SUPPLIED RECORDS:

= = = = = = =

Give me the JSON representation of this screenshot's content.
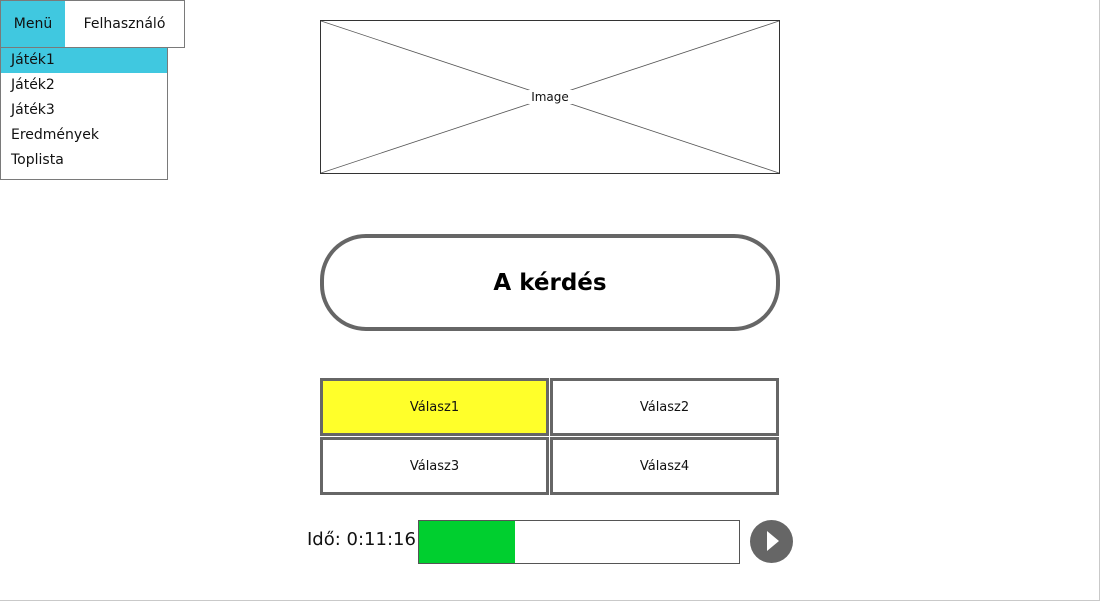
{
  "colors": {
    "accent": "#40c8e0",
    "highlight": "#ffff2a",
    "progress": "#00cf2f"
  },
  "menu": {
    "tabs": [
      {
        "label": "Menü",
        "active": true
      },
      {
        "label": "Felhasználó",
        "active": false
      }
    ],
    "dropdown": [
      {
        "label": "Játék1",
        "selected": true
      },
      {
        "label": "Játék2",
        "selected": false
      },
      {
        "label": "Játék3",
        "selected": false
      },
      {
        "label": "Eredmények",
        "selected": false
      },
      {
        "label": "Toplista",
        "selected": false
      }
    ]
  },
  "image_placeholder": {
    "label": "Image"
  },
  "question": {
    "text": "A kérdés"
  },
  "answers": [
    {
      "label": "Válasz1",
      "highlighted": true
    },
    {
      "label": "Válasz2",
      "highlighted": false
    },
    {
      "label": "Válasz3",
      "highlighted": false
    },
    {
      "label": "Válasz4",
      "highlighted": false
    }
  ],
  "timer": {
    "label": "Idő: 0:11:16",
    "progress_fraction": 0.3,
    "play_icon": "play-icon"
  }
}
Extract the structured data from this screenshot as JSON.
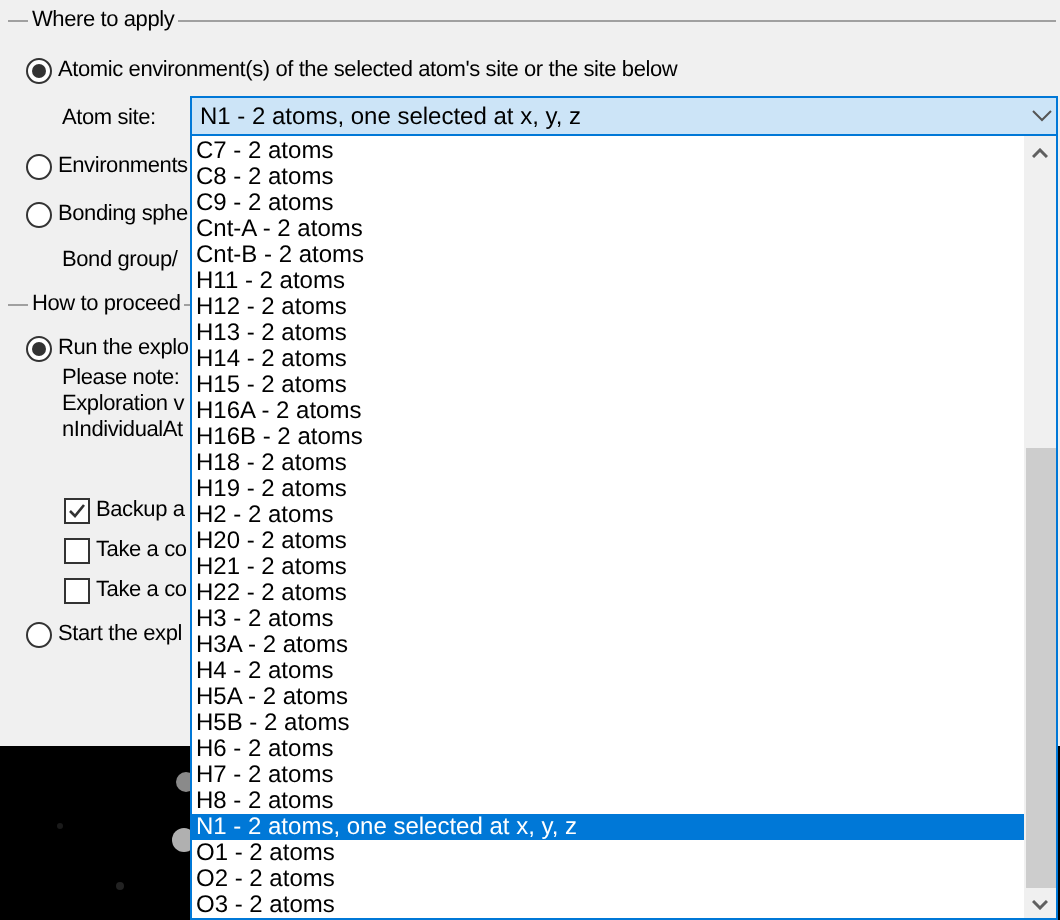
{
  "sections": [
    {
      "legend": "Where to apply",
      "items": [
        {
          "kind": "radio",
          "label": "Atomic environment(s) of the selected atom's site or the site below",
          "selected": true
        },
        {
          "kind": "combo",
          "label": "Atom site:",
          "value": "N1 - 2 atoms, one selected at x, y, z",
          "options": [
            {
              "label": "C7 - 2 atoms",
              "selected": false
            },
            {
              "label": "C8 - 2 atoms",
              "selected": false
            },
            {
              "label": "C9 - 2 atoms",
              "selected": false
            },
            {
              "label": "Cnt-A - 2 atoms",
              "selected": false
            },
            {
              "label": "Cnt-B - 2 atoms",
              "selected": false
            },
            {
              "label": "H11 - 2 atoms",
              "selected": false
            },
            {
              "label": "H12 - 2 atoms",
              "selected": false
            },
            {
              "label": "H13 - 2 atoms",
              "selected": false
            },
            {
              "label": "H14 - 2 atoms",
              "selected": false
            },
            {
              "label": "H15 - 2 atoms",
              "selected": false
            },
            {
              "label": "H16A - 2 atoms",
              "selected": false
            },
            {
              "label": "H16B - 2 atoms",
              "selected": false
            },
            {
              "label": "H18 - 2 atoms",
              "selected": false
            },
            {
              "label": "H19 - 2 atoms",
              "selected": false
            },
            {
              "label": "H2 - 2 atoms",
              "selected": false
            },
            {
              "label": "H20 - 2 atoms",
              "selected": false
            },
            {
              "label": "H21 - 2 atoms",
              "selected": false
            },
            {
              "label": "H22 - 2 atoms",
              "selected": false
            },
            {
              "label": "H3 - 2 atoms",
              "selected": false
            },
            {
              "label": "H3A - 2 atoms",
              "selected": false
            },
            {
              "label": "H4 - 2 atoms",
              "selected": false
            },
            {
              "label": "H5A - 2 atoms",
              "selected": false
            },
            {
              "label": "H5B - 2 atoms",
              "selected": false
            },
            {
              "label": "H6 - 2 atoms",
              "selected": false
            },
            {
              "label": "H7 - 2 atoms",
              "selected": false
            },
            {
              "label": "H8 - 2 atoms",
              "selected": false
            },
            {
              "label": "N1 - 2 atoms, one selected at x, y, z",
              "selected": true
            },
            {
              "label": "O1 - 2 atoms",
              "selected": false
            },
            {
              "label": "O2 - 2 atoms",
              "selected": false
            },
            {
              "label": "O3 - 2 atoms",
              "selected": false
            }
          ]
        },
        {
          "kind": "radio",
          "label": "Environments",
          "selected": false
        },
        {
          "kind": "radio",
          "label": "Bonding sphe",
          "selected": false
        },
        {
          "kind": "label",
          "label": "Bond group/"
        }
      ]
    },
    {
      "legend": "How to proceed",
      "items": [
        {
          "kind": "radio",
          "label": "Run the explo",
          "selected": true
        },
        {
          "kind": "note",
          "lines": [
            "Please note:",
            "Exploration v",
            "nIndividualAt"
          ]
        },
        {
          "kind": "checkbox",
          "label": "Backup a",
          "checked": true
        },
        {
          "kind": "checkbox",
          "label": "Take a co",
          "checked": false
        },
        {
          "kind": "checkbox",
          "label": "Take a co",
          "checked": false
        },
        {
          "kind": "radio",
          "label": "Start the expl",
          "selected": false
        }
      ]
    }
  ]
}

= = = = = = =

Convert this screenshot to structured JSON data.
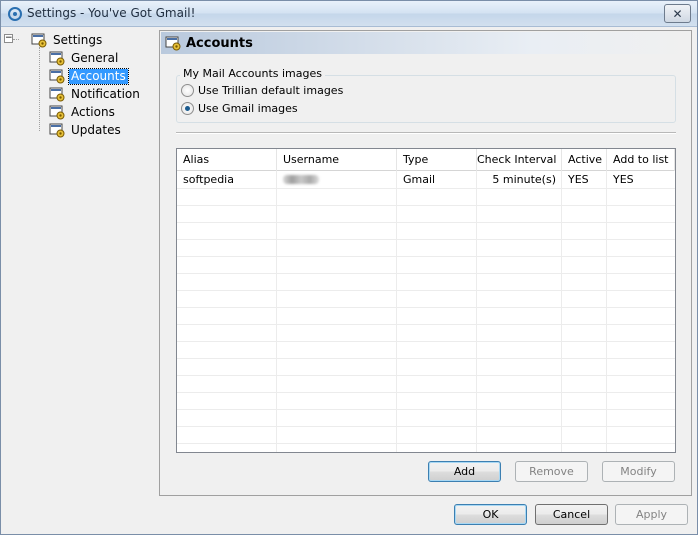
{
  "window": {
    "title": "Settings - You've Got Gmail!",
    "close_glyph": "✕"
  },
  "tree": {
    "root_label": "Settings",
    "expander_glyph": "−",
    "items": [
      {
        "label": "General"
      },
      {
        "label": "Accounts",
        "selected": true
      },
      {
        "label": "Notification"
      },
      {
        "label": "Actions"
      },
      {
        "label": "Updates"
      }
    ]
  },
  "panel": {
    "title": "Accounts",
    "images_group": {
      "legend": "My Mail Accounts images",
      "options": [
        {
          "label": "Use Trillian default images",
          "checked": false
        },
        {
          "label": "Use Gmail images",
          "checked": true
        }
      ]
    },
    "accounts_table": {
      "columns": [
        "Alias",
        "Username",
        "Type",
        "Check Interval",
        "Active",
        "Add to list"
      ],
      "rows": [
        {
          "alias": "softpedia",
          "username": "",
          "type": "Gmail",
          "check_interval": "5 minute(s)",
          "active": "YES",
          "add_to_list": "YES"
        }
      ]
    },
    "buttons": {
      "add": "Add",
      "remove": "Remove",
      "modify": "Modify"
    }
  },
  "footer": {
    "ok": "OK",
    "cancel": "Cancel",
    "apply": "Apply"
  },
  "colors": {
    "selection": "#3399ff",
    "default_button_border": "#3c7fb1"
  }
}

= = = = = = =

TASK: Identify and copy all lines with the word "this".

THE ANSWER:
Give me the JSON representation of this screenshot's content.
Extract the structured data from this screenshot as JSON.
Convert this screenshot to structured JSON data.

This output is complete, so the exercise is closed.